* The problem
Reproduce each line from the records that holds "template".

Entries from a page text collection
◇ ◇ ◇ ◇ ◇ ◇ ◇
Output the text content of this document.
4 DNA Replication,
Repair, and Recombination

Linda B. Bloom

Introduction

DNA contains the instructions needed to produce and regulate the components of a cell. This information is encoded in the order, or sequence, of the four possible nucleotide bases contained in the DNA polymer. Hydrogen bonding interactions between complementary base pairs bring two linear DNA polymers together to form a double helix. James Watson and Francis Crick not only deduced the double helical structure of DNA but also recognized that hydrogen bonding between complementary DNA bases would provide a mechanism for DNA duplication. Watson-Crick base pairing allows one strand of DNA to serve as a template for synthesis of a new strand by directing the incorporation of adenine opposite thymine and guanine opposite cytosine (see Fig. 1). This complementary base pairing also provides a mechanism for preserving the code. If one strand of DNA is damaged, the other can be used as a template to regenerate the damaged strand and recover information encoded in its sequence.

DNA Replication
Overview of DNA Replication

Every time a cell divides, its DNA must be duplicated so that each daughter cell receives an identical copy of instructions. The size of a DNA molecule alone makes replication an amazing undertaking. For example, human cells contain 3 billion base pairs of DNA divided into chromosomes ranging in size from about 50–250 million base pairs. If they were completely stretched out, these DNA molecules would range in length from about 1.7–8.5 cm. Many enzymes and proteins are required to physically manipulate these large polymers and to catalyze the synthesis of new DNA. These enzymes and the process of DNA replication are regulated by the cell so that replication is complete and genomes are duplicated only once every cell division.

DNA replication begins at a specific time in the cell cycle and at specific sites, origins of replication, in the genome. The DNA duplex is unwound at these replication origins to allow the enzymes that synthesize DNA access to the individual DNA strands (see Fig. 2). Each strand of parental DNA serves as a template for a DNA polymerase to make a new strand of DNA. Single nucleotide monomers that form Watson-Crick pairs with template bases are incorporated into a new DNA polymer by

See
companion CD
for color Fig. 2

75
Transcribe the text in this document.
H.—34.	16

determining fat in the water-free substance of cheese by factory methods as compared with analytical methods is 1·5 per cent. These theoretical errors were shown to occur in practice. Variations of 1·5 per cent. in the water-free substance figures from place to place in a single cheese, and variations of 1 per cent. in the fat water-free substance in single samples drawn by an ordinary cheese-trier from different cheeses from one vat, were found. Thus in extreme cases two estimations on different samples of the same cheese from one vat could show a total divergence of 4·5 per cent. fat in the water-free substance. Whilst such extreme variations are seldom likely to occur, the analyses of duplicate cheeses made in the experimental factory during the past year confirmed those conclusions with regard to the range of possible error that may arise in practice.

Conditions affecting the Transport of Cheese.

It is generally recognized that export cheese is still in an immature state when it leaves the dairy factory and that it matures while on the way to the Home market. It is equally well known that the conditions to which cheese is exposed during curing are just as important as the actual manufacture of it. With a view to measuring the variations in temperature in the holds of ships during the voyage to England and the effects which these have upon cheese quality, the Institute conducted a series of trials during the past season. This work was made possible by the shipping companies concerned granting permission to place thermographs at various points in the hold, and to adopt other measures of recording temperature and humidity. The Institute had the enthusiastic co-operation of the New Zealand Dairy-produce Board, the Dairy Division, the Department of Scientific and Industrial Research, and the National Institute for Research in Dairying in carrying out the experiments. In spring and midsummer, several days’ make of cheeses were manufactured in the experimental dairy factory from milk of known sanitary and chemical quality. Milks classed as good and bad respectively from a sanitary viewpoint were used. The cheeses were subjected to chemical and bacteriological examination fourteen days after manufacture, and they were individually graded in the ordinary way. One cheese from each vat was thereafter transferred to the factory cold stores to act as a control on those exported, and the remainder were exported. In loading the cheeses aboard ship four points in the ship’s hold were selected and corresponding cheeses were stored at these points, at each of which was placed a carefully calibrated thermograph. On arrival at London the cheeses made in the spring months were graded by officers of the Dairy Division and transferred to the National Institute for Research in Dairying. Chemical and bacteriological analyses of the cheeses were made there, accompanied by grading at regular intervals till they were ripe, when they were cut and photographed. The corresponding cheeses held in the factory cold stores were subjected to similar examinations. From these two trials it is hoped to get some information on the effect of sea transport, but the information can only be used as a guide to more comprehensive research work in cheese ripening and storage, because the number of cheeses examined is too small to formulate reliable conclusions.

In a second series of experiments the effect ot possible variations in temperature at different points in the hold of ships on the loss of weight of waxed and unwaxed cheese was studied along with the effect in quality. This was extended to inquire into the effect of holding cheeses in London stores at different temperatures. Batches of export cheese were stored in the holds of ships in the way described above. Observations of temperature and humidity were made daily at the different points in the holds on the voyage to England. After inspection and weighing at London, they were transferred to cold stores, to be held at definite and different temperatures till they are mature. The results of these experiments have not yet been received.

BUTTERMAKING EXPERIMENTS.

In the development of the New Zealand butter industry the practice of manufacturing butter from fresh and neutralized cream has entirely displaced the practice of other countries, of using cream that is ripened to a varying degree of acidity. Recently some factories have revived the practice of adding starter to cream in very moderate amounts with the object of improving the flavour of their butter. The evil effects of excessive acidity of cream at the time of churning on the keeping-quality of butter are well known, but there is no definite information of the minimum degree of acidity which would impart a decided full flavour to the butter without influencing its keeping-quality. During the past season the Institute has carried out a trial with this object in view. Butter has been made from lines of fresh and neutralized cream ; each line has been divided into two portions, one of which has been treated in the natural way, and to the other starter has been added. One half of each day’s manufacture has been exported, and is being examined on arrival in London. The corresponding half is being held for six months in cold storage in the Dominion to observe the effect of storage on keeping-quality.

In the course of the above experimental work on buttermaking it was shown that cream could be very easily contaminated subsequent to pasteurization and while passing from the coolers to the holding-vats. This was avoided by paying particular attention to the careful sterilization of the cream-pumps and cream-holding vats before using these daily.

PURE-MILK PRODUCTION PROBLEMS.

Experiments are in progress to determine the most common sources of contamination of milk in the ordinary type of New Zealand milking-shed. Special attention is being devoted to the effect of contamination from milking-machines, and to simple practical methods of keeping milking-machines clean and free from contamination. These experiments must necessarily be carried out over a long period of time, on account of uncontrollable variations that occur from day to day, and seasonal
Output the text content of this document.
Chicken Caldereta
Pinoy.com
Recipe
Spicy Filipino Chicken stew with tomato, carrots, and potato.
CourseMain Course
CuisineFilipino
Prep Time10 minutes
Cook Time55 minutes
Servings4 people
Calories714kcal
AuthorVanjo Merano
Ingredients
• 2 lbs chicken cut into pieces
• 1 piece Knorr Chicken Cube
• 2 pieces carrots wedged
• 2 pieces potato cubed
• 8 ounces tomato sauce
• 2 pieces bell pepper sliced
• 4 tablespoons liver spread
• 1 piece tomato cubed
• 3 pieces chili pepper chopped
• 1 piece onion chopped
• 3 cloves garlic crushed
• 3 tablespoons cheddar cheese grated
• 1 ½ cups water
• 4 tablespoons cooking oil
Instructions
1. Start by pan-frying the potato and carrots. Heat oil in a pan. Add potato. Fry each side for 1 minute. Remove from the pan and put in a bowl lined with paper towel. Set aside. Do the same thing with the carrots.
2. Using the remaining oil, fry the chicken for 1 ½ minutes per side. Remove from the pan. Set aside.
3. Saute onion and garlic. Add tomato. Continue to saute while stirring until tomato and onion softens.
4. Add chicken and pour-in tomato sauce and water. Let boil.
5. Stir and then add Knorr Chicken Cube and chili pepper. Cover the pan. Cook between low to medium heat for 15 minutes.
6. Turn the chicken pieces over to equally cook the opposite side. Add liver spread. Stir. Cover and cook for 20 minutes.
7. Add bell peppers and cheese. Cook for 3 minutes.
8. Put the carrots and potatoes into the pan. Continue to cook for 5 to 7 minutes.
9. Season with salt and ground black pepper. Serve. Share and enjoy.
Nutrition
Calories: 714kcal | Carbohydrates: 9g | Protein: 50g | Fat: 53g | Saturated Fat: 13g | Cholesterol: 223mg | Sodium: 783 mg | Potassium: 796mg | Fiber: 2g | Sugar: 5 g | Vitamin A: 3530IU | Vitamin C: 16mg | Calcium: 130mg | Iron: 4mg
◇ ◇ ◇ ◇ ◇ ◇ ◇
* Worked solution
DNA contains the instructions needed to produce and regulate the components of a cell. This information is encoded in the order, or sequence, of the four possible nucleotide bases contained in the DNA polymer. Hydrogen bonding interactions between complementary base pairs bring two linear DNA polymers together to form a double helix. James Watson and Francis Crick not only deduced the double helical structure of DNA but also recognized that hydrogen bonding between complementary DNA bases would provide a mechanism for DNA duplication. Watson-Crick base pairing allows one strand of DNA to serve as a template for synthesis of a new strand by directing the incorporation of adenine opposite thymine and guanine opposite cytosine (see Fig. 1). This complementary base pairing also provides a mechanism for preserving the code. If one strand of DNA is damaged, the other can be used as a template to regenerate the damaged strand and recover information encoded in its sequence.
DNA replication begins at a specific time in the cell cycle and at specific sites, origins of replication, in the genome. The DNA duplex is unwound at these replication origins to allow the enzymes that synthesize DNA access to the individual DNA strands (see Fig. 2). Each strand of parental DNA serves as a template for a DNA polymerase to make a new strand of DNA. Single nucleotide monomers that form Watson-Crick pairs with template bases are incorporated into a new DNA polymer by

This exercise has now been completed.